* _Text extract_

★ ★ ★ ★ ★ ★ ★

Senior board member of a eurozone bank, and advisor to troika, reveals the EU's brutal Realpolitik in Cyprus bailout as sovereign debt fears re-emerge.

Euromoney speaks to a senior board member of a eurozone bank who provided some advice to the troika negotiators on Cyprus that this was a good time to bail in the debt of lenders to banks in a country with no great systemic relevance and a broken economic business model. He believes the final outcome was a good one, even though the path to it was tortuous and the result will be a rise in his own banks’ cost of funding. He says: “It’s extremely important that insured depositors were preserved. Large depositors may get haircut by 25% to 40% but shed no tears for the hot money that got burned in Cyprus. Small depositors will not suddenly pull their money from banks in Greece and Spain and take it to Paris or Frankfurt.”

He concedes: “Dijsselbloem’s comments were extremely unhelpful and he will be wrapped on the knuckles because that does not reflect anyone else’s thinking in Europe. This does not presage further bad news for depositors. But it certainly tells holders of bank bonds that they may be at risk.”

Here’s the kicker. Why was it so important now to take such a hard line on bail-in with a non-systemic country? “Because you cannot keep going back to the well of the German taxpayer when we may still need to do so for Spain and even for France.”

★ ★ ★ ★ ★ ★ ★

* _Raw data_
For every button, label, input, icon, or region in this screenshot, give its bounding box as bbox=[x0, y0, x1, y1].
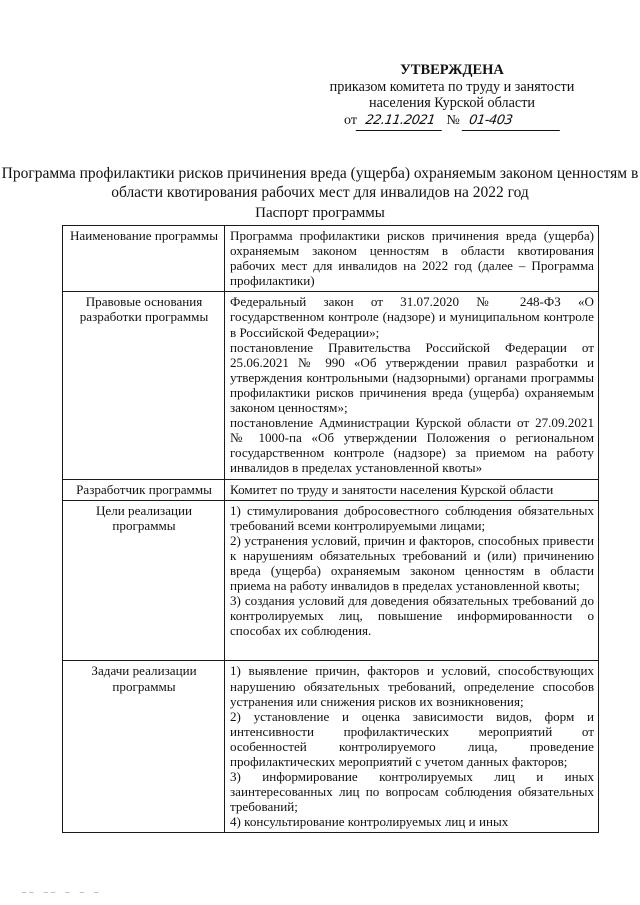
row-content bbox=[225, 292, 599, 479]
approval-stamp bbox=[312, 62, 592, 130]
row-name: Задачи реализации программы bbox=[63, 661, 225, 833]
document-title: Программа профилактики рисков причинения вреда (ущерба) охраняемым законом ценностям в области квотирования рабочих мест для инвалидов на 2022 год bbox=[1, 165, 639, 201]
content-paragraph: 1) выявление причин, факторов и условий, способствующих нарушению обязательных требований, определение способов устранения или снижения рисков их возникновения; bbox=[230, 663, 594, 709]
handwritten-number: 01-403 bbox=[462, 113, 562, 131]
passport-table bbox=[62, 225, 599, 833]
row-name: Разработчик программы bbox=[63, 479, 225, 500]
document-subtitle: Паспорт программы bbox=[255, 205, 385, 221]
content-paragraph: постановление Правительства Российской Федерации от 25.06.2021 № 990 «Об утверждении правил разработки и утверждения контрольными (надзорными) органами программы профилактики рисков причинения вреда (ущерба) охраняемым законом ценностям»; bbox=[230, 339, 594, 416]
content-paragraph: 1) стимулирования добросовестного соблюдения обязательных требований всеми контролируемыми лицами; bbox=[230, 502, 594, 533]
row-name: Цели реализации программы bbox=[63, 500, 225, 661]
table-row bbox=[63, 226, 599, 292]
row-content bbox=[225, 661, 599, 833]
date-prefix: от bbox=[344, 112, 357, 128]
table-row bbox=[63, 292, 599, 479]
content-paragraph: Федеральный закон от 31.07.2020 № 248-ФЗ «О государственном контроле (надзоре) и муниципальном контроле в Российской Федерации»; bbox=[230, 294, 594, 340]
approval-heading: УТВЕРЖДЕНА bbox=[400, 62, 504, 78]
scan-artifact: ▔▔ ▔▔ ▔ ▔ ▔ bbox=[22, 892, 102, 900]
row-name: Правовые основания разработки программы bbox=[63, 292, 225, 479]
row-content bbox=[225, 479, 599, 500]
table-row bbox=[63, 479, 599, 500]
content-paragraph: 3) создания условий для доведения обязательных требований до контролируемых лиц, повышение информированности о способах их соблюдения. bbox=[230, 593, 594, 639]
row-content bbox=[225, 500, 599, 661]
approval-line-2: населения Курской области bbox=[368, 95, 535, 111]
content-paragraph: Комитет по труду и занятости населения Курской области bbox=[230, 481, 554, 497]
approval-line-1: приказом комитета по труду и занятости bbox=[329, 78, 575, 95]
row-name: Наименование программы bbox=[63, 226, 225, 292]
table-row bbox=[63, 661, 599, 833]
handwritten-date: 22.11.2021 bbox=[356, 113, 444, 131]
content-paragraph: 2) установление и оценка зависимости видов, форм и интенсивности профилактических мероприятий от особенностей контролируемого лица, проведение профилактических мероприятий с учетом данных факторов; bbox=[230, 708, 594, 769]
content-paragraph: 3) информирование контролируемых лиц и иных заинтересованных лиц по вопросам соблюдения обязательных требований; bbox=[230, 769, 594, 815]
row-content bbox=[225, 226, 599, 292]
table-row bbox=[63, 500, 599, 661]
number-prefix: № bbox=[446, 112, 460, 128]
content-paragraph: 2) устранения условий, причин и факторов, способных привести к нарушениям обязательных требований и (или) причинению вреда (ущерба) охраняемым законом ценностям в области приема на работу инвалидов в пределах установленной квоты; bbox=[230, 532, 594, 594]
content-paragraph: постановление Администрации Курской области от 27.09.2021 № 1000-па «Об утверждении Положения о региональном государственном контроле (надзоре) за приемом на работу инвалидов в пределах установленной квоты» bbox=[230, 415, 594, 476]
content-paragraph: Программа профилактики рисков причинения вреда (ущерба) охраняемым законом ценностям в области квотирования рабочих мест для инвалидов на 2022 год (далее – Программа профилактики) bbox=[230, 228, 594, 289]
content-paragraph: 4) консультирование контролируемых лиц и иных bbox=[230, 814, 509, 830]
approval-date-line bbox=[312, 113, 592, 131]
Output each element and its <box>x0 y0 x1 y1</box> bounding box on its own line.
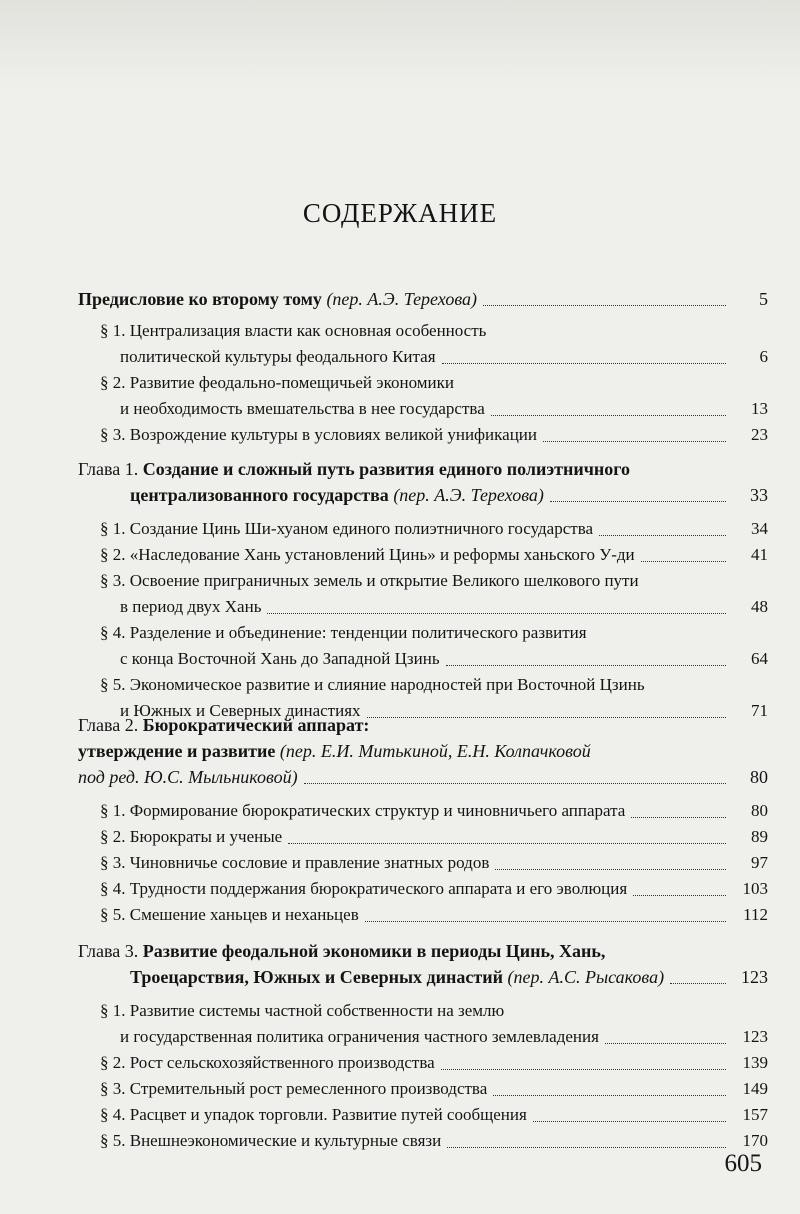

★ ★ ★ ★ ★ ★ ★

* _The request_
In the Cyprus bailout text, how large a haircut may large depositors take?

* _The response_
25% to 40%